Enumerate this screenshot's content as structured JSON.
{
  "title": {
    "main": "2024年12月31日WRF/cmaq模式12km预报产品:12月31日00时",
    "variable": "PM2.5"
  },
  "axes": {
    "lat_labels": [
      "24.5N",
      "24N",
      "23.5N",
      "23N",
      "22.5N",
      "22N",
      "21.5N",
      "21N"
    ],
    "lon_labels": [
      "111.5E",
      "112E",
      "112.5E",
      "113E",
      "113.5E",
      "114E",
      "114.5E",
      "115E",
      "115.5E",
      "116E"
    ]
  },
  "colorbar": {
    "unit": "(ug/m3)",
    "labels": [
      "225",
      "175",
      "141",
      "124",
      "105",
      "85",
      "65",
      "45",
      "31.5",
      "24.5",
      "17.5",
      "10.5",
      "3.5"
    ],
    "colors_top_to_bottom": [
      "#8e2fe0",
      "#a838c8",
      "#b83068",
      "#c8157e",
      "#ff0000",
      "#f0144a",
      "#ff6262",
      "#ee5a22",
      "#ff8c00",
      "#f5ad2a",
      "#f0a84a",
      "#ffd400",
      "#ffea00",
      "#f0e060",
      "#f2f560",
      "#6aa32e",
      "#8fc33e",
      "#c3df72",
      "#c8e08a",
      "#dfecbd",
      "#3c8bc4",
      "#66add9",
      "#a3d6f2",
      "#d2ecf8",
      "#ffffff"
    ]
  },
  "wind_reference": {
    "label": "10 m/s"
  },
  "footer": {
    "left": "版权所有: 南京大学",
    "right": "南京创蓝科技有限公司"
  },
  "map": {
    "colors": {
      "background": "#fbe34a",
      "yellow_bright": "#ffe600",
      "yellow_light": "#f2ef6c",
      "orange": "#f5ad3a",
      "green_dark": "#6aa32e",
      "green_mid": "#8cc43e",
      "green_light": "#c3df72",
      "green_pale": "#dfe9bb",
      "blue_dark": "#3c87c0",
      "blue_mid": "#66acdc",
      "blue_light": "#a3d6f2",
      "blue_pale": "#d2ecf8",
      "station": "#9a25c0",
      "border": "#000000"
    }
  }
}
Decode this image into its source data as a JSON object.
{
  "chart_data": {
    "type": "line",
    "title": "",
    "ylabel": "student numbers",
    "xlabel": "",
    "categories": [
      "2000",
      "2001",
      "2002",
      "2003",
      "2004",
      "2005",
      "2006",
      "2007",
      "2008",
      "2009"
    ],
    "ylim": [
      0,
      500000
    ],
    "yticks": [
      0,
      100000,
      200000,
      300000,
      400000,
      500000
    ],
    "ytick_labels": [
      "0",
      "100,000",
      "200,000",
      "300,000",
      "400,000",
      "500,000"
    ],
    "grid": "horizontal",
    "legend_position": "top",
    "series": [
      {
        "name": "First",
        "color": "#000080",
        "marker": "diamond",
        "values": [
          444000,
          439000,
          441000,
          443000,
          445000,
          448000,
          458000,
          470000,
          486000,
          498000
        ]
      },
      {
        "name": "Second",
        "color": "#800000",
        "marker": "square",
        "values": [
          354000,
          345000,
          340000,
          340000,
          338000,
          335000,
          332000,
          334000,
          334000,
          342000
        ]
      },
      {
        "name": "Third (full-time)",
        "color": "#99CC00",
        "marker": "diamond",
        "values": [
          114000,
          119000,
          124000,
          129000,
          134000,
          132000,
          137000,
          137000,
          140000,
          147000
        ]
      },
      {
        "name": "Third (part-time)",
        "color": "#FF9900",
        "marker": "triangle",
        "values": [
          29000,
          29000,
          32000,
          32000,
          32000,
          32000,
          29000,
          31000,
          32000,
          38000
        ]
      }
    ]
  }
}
--
Stated task: Give the listing again, word for word.

Correct response:
Enumerate this screenshot's content as structured JSON.
{
  "title": {
    "main": "2024年12月31日WRF/cmaq模式12km预报产品:12月31日00时",
    "variable": "PM2.5"
  },
  "axes": {
    "lat_labels": [
      "24.5N",
      "24N",
      "23.5N",
      "23N",
      "22.5N",
      "22N",
      "21.5N",
      "21N"
    ],
    "lon_labels": [
      "111.5E",
      "112E",
      "112.5E",
      "113E",
      "113.5E",
      "114E",
      "114.5E",
      "115E",
      "115.5E",
      "116E"
    ]
  },
  "colorbar": {
    "unit": "(ug/m3)",
    "labels": [
      "225",
      "175",
      "141",
      "124",
      "105",
      "85",
      "65",
      "45",
      "31.5",
      "24.5",
      "17.5",
      "10.5",
      "3.5"
    ],
    "colors_top_to_bottom": [
      "#8e2fe0",
      "#a838c8",
      "#b83068",
      "#c8157e",
      "#ff0000",
      "#f0144a",
      "#ff6262",
      "#ee5a22",
      "#ff8c00",
      "#f5ad2a",
      "#f0a84a",
      "#ffd400",
      "#ffea00",
      "#f0e060",
      "#f2f560",
      "#6aa32e",
      "#8fc33e",
      "#c3df72",
      "#c8e08a",
      "#dfecbd",
      "#3c8bc4",
      "#66add9",
      "#a3d6f2",
      "#d2ecf8",
      "#ffffff"
    ]
  },
  "wind_reference": {
    "label": "10 m/s"
  },
  "footer": {
    "left": "版权所有: 南京大学",
    "right": "南京创蓝科技有限公司"
  },
  "map": {
    "colors": {
      "background": "#fbe34a",
      "yellow_bright": "#ffe600",
      "yellow_light": "#f2ef6c",
      "orange": "#f5ad3a",
      "green_dark": "#6aa32e",
      "green_mid": "#8cc43e",
      "green_light": "#c3df72",
      "green_pale": "#dfe9bb",
      "blue_dark": "#3c87c0",
      "blue_mid": "#66acdc",
      "blue_light": "#a3d6f2",
      "blue_pale": "#d2ecf8",
      "station": "#9a25c0",
      "border": "#000000"
    }
  }
}
Decode this image into its source data as a JSON object.
{
  "chart_data": {
    "type": "line",
    "title": "",
    "ylabel": "student numbers",
    "xlabel": "",
    "categories": [
      "2000",
      "2001",
      "2002",
      "2003",
      "2004",
      "2005",
      "2006",
      "2007",
      "2008",
      "2009"
    ],
    "ylim": [
      0,
      500000
    ],
    "yticks": [
      0,
      100000,
      200000,
      300000,
      400000,
      500000
    ],
    "ytick_labels": [
      "0",
      "100,000",
      "200,000",
      "300,000",
      "400,000",
      "500,000"
    ],
    "grid": "horizontal",
    "legend_position": "top",
    "series": [
      {
        "name": "First",
        "color": "#000080",
        "marker": "diamond",
        "values": [
          444000,
          439000,
          441000,
          443000,
          445000,
          448000,
          458000,
          470000,
          486000,
          498000
        ]
      },
      {
        "name": "Second",
        "color": "#800000",
        "marker": "square",
        "values": [
          354000,
          345000,
          340000,
          340000,
          338000,
          335000,
          332000,
          334000,
          334000,
          342000
        ]
      },
      {
        "name": "Third (full-time)",
        "color": "#99CC00",
        "marker": "diamond",
        "values": [
          114000,
          119000,
          124000,
          129000,
          134000,
          132000,
          137000,
          137000,
          140000,
          147000
        ]
      },
      {
        "name": "Third (part-time)",
        "color": "#FF9900",
        "marker": "triangle",
        "values": [
          29000,
          29000,
          32000,
          32000,
          32000,
          32000,
          29000,
          31000,
          32000,
          38000
        ]
      }
    ]
  }
}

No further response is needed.